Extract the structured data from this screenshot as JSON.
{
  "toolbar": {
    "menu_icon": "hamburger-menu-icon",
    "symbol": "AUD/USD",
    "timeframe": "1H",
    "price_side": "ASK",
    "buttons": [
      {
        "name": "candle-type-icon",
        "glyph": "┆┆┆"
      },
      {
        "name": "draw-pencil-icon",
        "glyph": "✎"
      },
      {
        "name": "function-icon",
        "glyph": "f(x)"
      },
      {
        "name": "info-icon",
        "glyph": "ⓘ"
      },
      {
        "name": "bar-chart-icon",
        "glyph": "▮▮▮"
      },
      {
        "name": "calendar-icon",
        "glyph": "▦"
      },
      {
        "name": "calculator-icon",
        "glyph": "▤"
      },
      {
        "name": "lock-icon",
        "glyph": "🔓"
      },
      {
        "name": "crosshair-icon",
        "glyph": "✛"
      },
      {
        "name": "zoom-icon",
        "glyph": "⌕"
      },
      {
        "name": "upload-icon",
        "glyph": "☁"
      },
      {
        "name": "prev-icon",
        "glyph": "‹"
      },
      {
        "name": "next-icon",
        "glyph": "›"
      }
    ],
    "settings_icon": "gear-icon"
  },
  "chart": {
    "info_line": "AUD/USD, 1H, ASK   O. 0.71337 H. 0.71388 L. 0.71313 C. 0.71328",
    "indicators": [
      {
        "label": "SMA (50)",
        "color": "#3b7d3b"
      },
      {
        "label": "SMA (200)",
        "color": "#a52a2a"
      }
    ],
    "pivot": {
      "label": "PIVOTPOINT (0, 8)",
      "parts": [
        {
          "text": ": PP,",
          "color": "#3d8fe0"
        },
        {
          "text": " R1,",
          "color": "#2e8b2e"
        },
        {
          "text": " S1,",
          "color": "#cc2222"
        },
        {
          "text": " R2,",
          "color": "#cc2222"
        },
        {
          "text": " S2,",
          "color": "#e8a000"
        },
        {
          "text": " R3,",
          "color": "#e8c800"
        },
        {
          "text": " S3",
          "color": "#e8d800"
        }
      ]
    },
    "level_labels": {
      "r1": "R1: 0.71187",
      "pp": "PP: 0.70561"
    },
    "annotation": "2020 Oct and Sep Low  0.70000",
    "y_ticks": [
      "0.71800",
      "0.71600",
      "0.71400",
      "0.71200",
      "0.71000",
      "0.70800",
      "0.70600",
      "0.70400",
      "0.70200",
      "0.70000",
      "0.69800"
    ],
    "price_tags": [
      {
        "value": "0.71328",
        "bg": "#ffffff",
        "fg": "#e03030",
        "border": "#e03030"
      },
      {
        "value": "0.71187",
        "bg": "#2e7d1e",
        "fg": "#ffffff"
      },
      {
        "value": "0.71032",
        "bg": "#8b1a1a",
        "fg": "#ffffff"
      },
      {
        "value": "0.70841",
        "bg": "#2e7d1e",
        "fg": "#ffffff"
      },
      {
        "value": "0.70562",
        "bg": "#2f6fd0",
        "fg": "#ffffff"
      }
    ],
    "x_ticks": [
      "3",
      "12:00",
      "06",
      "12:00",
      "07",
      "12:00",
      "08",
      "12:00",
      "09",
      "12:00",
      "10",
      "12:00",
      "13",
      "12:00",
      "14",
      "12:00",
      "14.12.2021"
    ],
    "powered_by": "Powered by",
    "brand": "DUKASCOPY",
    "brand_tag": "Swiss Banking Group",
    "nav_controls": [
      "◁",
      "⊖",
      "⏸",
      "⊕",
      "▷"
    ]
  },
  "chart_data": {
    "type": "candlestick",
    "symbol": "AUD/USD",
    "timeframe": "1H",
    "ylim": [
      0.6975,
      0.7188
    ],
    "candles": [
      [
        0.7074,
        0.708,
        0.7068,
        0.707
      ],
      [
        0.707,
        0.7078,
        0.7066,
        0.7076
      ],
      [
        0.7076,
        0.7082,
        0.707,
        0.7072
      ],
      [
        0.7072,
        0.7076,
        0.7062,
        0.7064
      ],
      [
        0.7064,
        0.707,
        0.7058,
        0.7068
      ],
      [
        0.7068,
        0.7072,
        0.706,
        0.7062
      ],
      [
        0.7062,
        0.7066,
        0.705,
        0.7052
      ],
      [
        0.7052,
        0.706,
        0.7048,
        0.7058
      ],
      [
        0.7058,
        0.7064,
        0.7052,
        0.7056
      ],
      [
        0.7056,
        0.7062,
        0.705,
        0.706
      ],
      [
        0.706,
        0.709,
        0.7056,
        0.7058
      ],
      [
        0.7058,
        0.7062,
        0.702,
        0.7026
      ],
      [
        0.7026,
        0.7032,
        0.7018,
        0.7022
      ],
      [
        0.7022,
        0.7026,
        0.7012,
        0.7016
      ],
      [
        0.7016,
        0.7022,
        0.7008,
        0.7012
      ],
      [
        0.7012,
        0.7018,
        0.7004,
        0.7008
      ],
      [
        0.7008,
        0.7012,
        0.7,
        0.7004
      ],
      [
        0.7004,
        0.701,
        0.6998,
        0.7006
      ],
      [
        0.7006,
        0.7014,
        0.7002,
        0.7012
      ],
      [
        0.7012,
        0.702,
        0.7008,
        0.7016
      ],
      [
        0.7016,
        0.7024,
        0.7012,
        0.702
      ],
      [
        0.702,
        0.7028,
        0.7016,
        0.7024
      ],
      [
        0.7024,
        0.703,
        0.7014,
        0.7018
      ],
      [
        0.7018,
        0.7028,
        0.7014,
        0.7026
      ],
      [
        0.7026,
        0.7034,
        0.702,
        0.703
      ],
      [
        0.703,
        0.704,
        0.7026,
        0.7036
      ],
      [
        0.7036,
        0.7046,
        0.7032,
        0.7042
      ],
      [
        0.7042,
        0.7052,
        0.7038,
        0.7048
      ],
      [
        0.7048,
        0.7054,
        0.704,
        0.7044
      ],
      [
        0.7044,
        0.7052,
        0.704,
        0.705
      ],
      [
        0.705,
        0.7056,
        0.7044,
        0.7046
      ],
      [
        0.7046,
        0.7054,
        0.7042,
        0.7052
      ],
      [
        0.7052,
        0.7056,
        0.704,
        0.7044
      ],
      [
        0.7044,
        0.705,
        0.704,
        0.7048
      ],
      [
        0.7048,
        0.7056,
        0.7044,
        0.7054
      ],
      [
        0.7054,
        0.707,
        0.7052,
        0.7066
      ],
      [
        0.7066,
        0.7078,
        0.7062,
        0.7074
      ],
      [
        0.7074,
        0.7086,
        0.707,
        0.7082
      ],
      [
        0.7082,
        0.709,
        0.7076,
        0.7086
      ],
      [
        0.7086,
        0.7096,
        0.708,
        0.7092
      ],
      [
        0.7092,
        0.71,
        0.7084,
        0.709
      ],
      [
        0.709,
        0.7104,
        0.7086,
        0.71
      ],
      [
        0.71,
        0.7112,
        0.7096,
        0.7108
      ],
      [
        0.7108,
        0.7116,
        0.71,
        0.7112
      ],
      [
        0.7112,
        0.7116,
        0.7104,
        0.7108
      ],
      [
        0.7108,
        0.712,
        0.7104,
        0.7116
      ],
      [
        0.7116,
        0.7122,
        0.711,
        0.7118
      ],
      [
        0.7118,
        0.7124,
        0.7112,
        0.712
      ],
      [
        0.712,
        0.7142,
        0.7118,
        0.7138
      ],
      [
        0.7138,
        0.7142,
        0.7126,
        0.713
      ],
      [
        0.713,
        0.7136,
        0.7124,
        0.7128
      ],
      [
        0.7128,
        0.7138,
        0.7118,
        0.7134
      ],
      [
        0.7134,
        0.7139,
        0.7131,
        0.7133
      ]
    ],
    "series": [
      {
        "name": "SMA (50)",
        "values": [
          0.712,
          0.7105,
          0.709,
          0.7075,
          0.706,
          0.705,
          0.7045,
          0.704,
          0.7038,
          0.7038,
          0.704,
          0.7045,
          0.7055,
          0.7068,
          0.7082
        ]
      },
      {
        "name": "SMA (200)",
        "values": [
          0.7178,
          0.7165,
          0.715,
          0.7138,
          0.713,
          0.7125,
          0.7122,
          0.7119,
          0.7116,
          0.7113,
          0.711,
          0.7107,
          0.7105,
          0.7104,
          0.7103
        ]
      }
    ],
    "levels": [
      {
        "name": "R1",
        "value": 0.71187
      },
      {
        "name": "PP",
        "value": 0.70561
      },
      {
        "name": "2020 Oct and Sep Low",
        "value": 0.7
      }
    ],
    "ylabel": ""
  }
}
________________________
Task brief – Scan the material above. Copy each line that holds the word "color".

Answer below –
        "color": "#3b7d3b"
        "color": "#a52a2a"
          "color": "#3d8fe0"
          "color": "#2e8b2e"
          "color": "#cc2222"
          "color": "#cc2222"
          "color": "#e8a000"
          "color": "#e8c800"
          "color": "#e8d800"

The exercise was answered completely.